§ The request:
Lines that hold the word "Shuenk" should be located and copied.

§ Provided data:
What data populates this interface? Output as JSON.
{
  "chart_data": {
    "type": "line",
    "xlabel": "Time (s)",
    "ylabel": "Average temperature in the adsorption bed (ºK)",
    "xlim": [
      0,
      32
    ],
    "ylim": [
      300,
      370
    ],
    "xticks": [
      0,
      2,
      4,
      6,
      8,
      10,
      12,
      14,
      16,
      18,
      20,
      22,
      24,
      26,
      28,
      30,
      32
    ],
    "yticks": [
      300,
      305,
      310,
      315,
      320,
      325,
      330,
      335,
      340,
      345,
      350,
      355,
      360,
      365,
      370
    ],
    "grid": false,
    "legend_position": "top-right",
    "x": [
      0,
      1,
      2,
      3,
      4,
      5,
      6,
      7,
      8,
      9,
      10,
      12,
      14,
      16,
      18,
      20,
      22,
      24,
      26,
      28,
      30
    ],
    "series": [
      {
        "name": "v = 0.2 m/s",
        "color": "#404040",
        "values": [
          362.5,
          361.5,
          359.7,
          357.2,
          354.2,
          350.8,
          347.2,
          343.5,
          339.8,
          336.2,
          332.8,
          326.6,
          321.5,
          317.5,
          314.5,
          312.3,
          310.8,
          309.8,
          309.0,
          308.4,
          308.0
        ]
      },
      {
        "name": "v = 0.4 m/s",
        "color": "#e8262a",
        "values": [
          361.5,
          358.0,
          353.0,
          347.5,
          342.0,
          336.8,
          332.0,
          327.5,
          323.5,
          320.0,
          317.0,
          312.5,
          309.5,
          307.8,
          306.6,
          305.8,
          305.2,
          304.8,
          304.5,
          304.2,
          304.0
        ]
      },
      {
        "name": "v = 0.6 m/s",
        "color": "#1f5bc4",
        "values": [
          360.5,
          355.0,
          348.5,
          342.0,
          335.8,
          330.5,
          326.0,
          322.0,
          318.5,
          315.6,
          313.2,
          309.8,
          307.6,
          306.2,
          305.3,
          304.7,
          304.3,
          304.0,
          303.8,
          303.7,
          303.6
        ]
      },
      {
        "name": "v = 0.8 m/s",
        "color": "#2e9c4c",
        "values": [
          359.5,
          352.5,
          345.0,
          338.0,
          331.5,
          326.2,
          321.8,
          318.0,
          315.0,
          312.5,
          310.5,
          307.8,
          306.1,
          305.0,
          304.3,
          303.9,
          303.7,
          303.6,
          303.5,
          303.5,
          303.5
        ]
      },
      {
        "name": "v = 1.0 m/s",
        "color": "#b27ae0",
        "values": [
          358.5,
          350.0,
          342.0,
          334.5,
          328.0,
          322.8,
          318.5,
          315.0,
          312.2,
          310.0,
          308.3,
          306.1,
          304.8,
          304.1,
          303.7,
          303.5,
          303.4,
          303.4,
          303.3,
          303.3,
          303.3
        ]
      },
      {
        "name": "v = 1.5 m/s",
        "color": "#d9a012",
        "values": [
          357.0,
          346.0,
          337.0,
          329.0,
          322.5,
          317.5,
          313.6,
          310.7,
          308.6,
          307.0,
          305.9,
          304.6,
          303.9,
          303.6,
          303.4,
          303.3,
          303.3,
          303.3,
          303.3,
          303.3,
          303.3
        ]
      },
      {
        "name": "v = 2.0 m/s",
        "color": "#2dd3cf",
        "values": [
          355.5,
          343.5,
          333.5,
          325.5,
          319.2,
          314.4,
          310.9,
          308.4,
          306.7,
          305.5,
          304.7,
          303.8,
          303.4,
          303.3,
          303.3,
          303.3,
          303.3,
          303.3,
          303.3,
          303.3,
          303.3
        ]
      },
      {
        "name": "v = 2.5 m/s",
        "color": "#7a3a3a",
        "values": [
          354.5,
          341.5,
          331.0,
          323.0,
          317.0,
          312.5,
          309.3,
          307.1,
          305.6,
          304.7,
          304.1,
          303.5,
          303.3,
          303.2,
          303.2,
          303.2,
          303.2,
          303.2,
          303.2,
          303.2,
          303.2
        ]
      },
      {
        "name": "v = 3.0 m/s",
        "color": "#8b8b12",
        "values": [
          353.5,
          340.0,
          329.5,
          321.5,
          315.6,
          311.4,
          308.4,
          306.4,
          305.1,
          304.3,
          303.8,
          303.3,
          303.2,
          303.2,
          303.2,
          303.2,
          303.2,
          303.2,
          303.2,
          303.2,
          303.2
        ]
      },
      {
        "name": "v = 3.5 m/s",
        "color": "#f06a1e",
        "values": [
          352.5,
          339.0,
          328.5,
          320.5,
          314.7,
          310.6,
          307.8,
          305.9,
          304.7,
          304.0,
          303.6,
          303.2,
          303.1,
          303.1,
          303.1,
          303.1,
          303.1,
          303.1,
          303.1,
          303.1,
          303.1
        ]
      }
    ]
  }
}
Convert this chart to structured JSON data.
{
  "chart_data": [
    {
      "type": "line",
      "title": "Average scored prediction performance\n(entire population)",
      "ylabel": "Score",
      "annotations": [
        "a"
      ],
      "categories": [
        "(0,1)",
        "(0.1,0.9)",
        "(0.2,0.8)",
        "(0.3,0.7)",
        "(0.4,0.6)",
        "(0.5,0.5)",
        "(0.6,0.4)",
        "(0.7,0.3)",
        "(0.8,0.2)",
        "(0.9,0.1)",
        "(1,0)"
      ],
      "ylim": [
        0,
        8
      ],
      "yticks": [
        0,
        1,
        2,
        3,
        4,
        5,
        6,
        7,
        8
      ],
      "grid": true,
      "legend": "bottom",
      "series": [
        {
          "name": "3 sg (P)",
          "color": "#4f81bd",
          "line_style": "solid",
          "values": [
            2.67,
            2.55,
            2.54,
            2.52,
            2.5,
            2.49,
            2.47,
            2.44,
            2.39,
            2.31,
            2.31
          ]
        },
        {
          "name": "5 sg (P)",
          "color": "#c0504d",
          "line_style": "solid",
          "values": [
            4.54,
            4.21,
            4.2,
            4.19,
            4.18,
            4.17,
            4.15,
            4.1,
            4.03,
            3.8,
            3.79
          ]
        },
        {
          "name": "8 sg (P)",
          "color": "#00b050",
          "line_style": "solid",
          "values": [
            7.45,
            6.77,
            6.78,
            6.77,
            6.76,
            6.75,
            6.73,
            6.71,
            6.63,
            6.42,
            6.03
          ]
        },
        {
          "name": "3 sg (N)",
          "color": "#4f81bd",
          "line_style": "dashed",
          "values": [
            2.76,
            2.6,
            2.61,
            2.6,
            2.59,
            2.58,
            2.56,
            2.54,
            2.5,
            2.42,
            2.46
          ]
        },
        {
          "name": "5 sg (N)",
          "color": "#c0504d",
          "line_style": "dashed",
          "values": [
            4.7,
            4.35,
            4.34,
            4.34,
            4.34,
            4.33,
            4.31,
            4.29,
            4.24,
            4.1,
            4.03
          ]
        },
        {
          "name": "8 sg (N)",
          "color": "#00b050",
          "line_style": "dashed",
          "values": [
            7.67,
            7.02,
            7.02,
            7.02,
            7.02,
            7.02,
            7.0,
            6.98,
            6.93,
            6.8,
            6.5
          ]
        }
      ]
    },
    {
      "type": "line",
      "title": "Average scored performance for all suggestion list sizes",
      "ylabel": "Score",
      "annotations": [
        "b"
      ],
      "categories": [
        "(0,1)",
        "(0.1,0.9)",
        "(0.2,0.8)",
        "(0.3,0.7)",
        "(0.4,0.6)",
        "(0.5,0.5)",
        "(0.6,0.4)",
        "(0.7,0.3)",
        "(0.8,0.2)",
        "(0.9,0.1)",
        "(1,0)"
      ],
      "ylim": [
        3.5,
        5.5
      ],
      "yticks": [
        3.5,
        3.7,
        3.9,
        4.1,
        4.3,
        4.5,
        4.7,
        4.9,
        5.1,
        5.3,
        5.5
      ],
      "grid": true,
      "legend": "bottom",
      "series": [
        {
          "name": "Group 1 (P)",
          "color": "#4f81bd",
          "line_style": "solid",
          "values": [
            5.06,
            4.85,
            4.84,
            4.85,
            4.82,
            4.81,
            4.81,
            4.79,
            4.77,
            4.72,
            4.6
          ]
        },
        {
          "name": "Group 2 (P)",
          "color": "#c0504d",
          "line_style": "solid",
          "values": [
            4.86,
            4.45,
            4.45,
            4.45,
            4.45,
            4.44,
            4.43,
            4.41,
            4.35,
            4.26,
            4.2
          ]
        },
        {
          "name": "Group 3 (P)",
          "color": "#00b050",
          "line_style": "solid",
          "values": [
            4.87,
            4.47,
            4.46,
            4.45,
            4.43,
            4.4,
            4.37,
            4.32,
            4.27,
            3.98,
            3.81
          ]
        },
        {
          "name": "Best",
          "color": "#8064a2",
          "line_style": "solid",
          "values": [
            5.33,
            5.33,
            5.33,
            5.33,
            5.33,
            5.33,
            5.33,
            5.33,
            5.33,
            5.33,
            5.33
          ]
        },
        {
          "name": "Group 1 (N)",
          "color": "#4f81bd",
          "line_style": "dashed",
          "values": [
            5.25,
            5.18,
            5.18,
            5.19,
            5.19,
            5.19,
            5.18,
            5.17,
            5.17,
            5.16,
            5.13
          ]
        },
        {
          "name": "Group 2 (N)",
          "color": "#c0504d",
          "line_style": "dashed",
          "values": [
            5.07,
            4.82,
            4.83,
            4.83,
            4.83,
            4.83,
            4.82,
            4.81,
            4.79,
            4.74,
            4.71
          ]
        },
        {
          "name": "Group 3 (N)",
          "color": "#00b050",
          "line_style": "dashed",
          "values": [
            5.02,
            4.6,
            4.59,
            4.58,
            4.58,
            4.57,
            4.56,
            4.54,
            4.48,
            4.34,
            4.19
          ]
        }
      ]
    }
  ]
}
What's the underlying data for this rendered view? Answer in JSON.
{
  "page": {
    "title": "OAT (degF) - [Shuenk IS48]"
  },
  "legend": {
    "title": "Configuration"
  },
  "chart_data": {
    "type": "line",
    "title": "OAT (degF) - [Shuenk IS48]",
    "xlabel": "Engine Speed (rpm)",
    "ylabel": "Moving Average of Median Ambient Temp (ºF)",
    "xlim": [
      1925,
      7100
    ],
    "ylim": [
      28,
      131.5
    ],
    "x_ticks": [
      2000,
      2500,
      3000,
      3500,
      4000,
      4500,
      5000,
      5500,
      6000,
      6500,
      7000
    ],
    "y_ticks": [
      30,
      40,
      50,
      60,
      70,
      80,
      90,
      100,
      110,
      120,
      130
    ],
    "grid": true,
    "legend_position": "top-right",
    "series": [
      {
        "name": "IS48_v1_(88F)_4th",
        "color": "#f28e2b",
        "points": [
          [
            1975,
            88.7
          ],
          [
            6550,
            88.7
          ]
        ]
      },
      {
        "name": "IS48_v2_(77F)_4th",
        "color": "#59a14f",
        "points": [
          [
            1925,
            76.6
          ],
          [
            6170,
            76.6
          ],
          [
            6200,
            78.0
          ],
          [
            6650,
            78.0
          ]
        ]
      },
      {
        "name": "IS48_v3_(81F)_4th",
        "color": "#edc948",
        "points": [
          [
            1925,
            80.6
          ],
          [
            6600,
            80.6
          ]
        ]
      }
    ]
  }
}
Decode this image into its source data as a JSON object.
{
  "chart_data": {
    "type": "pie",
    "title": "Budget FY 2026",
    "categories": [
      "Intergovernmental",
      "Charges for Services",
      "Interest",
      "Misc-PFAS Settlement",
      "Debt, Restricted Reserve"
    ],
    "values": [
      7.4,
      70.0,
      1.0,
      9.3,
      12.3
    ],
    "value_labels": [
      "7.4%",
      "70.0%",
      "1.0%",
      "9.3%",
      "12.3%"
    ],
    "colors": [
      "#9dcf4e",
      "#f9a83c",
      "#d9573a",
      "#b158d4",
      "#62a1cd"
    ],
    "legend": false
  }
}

§ Exercise answer:
    "title": "OAT (degF) - [Shuenk IS48]"
    "title": "OAT (degF) - [Shuenk IS48]",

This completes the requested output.